> Source records:
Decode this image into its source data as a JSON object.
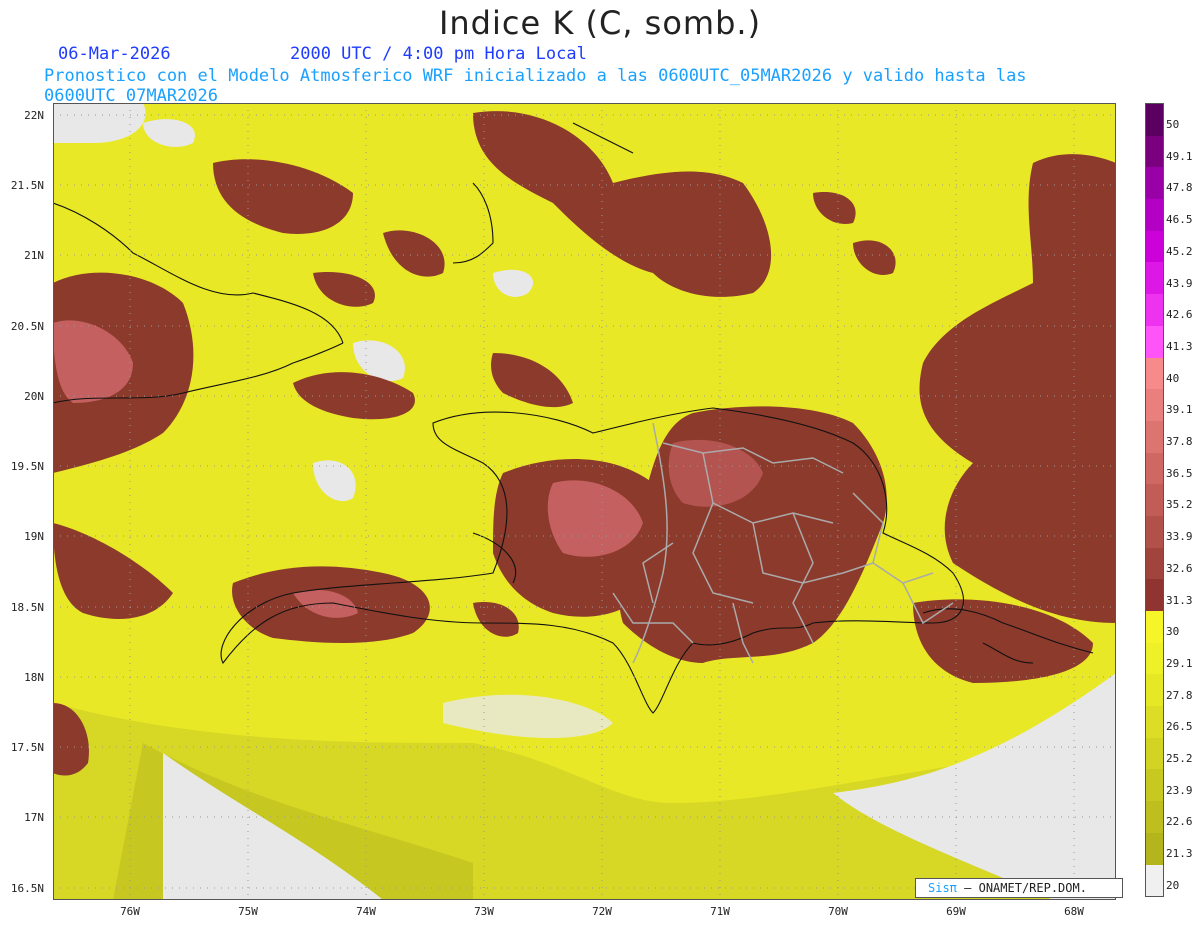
{
  "title": "Indice K (C, somb.)",
  "date": "06-Mar-2026",
  "time": "2000 UTC / 4:00 pm Hora Local",
  "subtitle": "Pronostico con el Modelo Atmosferico WRF inicializado a las 0600UTC_05MAR2026 y valido hasta las  0600UTC_07MAR2026",
  "lat_labels": [
    "22N",
    "21.5N",
    "21N",
    "20.5N",
    "20N",
    "19.5N",
    "19N",
    "18.5N",
    "18N",
    "17.5N",
    "17N",
    "16.5N"
  ],
  "lon_labels": [
    "76W",
    "75W",
    "74W",
    "73W",
    "72W",
    "71W",
    "70W",
    "69W",
    "68W"
  ],
  "colorbar": {
    "labels": [
      "50",
      "49.1",
      "47.8",
      "46.5",
      "45.2",
      "43.9",
      "42.6",
      "41.3",
      "40",
      "39.1",
      "37.8",
      "36.5",
      "35.2",
      "33.9",
      "32.6",
      "31.3",
      "30",
      "29.1",
      "27.8",
      "26.5",
      "25.2",
      "23.9",
      "22.6",
      "21.3",
      "20"
    ],
    "colors": [
      "#5a0060",
      "#7a0080",
      "#9a00a8",
      "#b400c4",
      "#cc00d8",
      "#dd18e6",
      "#ee33f0",
      "#ff55f8",
      "#f78a8a",
      "#e9807e",
      "#dc7470",
      "#cf6862",
      "#c15c56",
      "#b2504a",
      "#a2443e",
      "#903432",
      "#f6f52a",
      "#eef028",
      "#e6e826",
      "#dcdd24",
      "#d2d322",
      "#c8c920",
      "#bebe1e",
      "#b4b41c",
      "#f0f0f0"
    ]
  },
  "legend": {
    "white": "#e8e8e8",
    "yellow": "#e8e826",
    "brown": "#8c3a2c"
  },
  "credit": {
    "brand": "Sisπ",
    "text": "– ONAMET/REP.DOM."
  }
}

> Directive: Go through the data above and transcribe it in full, omitting any image.

> Full output:
Decode this image into its source data as a JSON object.
{
  "title": "Indice K (C, somb.)",
  "date": "06-Mar-2026",
  "time": "2000 UTC / 4:00 pm Hora Local",
  "subtitle": "Pronostico con el Modelo Atmosferico WRF inicializado a las 0600UTC_05MAR2026 y valido hasta las  0600UTC_07MAR2026",
  "lat_labels": [
    "22N",
    "21.5N",
    "21N",
    "20.5N",
    "20N",
    "19.5N",
    "19N",
    "18.5N",
    "18N",
    "17.5N",
    "17N",
    "16.5N"
  ],
  "lon_labels": [
    "76W",
    "75W",
    "74W",
    "73W",
    "72W",
    "71W",
    "70W",
    "69W",
    "68W"
  ],
  "colorbar": {
    "labels": [
      "50",
      "49.1",
      "47.8",
      "46.5",
      "45.2",
      "43.9",
      "42.6",
      "41.3",
      "40",
      "39.1",
      "37.8",
      "36.5",
      "35.2",
      "33.9",
      "32.6",
      "31.3",
      "30",
      "29.1",
      "27.8",
      "26.5",
      "25.2",
      "23.9",
      "22.6",
      "21.3",
      "20"
    ],
    "colors": [
      "#5a0060",
      "#7a0080",
      "#9a00a8",
      "#b400c4",
      "#cc00d8",
      "#dd18e6",
      "#ee33f0",
      "#ff55f8",
      "#f78a8a",
      "#e9807e",
      "#dc7470",
      "#cf6862",
      "#c15c56",
      "#b2504a",
      "#a2443e",
      "#903432",
      "#f6f52a",
      "#eef028",
      "#e6e826",
      "#dcdd24",
      "#d2d322",
      "#c8c920",
      "#bebe1e",
      "#b4b41c",
      "#f0f0f0"
    ]
  },
  "legend": {
    "white": "#e8e8e8",
    "yellow": "#e8e826",
    "brown": "#8c3a2c"
  },
  "credit": {
    "brand": "Sisπ",
    "text": "– ONAMET/REP.DOM."
  }
}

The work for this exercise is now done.